Reproduce the data exactly.

EXTRACTED INFORMATION »
+ + + +
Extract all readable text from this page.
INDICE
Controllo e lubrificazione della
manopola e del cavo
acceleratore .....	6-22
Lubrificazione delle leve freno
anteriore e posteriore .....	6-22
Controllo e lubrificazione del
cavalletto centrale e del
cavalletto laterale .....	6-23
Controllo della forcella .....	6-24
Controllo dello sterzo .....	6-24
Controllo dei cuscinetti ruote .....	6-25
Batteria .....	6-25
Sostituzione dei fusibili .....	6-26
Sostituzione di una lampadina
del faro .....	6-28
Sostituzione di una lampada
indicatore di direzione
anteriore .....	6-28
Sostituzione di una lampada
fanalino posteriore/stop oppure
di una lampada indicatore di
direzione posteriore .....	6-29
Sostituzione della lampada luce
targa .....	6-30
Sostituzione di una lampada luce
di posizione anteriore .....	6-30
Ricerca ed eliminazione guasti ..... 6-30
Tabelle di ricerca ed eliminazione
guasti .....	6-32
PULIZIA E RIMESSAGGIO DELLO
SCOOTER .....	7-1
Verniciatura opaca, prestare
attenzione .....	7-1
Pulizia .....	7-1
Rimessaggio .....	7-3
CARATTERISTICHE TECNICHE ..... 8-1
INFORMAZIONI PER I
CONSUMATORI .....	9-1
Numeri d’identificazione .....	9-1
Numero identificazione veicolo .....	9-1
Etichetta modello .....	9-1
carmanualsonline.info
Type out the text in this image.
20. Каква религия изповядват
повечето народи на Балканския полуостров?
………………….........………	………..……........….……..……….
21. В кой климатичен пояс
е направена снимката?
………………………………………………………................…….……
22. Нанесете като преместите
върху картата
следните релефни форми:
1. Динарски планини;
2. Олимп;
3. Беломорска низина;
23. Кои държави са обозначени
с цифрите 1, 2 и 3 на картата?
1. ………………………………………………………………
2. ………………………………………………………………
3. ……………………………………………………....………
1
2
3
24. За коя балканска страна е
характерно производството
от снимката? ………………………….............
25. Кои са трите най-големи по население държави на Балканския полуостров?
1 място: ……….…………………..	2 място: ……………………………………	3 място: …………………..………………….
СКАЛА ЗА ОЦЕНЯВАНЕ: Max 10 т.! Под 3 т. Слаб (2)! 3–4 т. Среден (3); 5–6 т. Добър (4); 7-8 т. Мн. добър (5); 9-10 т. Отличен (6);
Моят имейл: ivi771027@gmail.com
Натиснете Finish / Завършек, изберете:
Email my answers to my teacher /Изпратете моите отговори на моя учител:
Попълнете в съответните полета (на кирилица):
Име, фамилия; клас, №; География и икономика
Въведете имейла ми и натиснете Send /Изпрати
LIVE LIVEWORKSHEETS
+ + + +
REPLY »
Extract all readable text from this page.
INDICE
Controllo e lubrificazione della
manopola e del cavo
acceleratore .....	6-22
Lubrificazione delle leve freno
anteriore e posteriore .....	6-22
Controllo e lubrificazione del
cavalletto centrale e del
cavalletto laterale .....	6-23
Controllo della forcella .....	6-24
Controllo dello sterzo .....	6-24
Controllo dei cuscinetti ruote .....	6-25
Batteria .....	6-25
Sostituzione dei fusibili .....	6-26
Sostituzione di una lampadina
del faro .....	6-28
Sostituzione di una lampada
indicatore di direzione
anteriore .....	6-28
Sostituzione di una lampada
fanalino posteriore/stop oppure
di una lampada indicatore di
direzione posteriore .....	6-29
Sostituzione della lampada luce
targa .....	6-30
Sostituzione di una lampada luce
di posizione anteriore .....	6-30
Ricerca ed eliminazione guasti ..... 6-30
Tabelle di ricerca ed eliminazione
guasti .....	6-32
PULIZIA E RIMESSAGGIO DELLO
SCOOTER .....	7-1
Verniciatura opaca, prestare
attenzione .....	7-1
Pulizia .....	7-1
Rimessaggio .....	7-3
CARATTERISTICHE TECNICHE ..... 8-1
INFORMAZIONI PER I
CONSUMATORI .....	9-1
Numeri d’identificazione .....	9-1
Numero identificazione veicolo .....	9-1
Etichetta modello .....	9-1
carmanualsonline.info
Type out the text in this image.
20. Каква религия изповядват
повечето народи на Балканския полуостров?
………………….........………	………..……........….……..……….
21. В кой климатичен пояс
е направена снимката?
………………………………………………………................…….……
22. Нанесете като преместите
върху картата
следните релефни форми:
1. Динарски планини;
2. Олимп;
3. Беломорска низина;
23. Кои държави са обозначени
с цифрите 1, 2 и 3 на картата?
1. ………………………………………………………………
2. ………………………………………………………………
3. ……………………………………………………....………
1
2
3
24. За коя балканска страна е
характерно производството
от снимката? ………………………….............
25. Кои са трите най-големи по население държави на Балканския полуостров?
1 място: ……….…………………..	2 място: ……………………………………	3 място: …………………..………………….
СКАЛА ЗА ОЦЕНЯВАНЕ: Max 10 т.! Под 3 т. Слаб (2)! 3–4 т. Среден (3); 5–6 т. Добър (4); 7-8 т. Мн. добър (5); 9-10 т. Отличен (6);
Моят имейл: ivi771027@gmail.com
Натиснете Finish / Завършек, изберете:
Email my answers to my teacher /Изпратете моите отговори на моя учител:
Попълнете в съответните полета (на кирилица):
Име, фамилия; клас, №; География и икономика
Въведете имейла ми и натиснете Send /Изпрати
LIVE LIVEWORKSHEETS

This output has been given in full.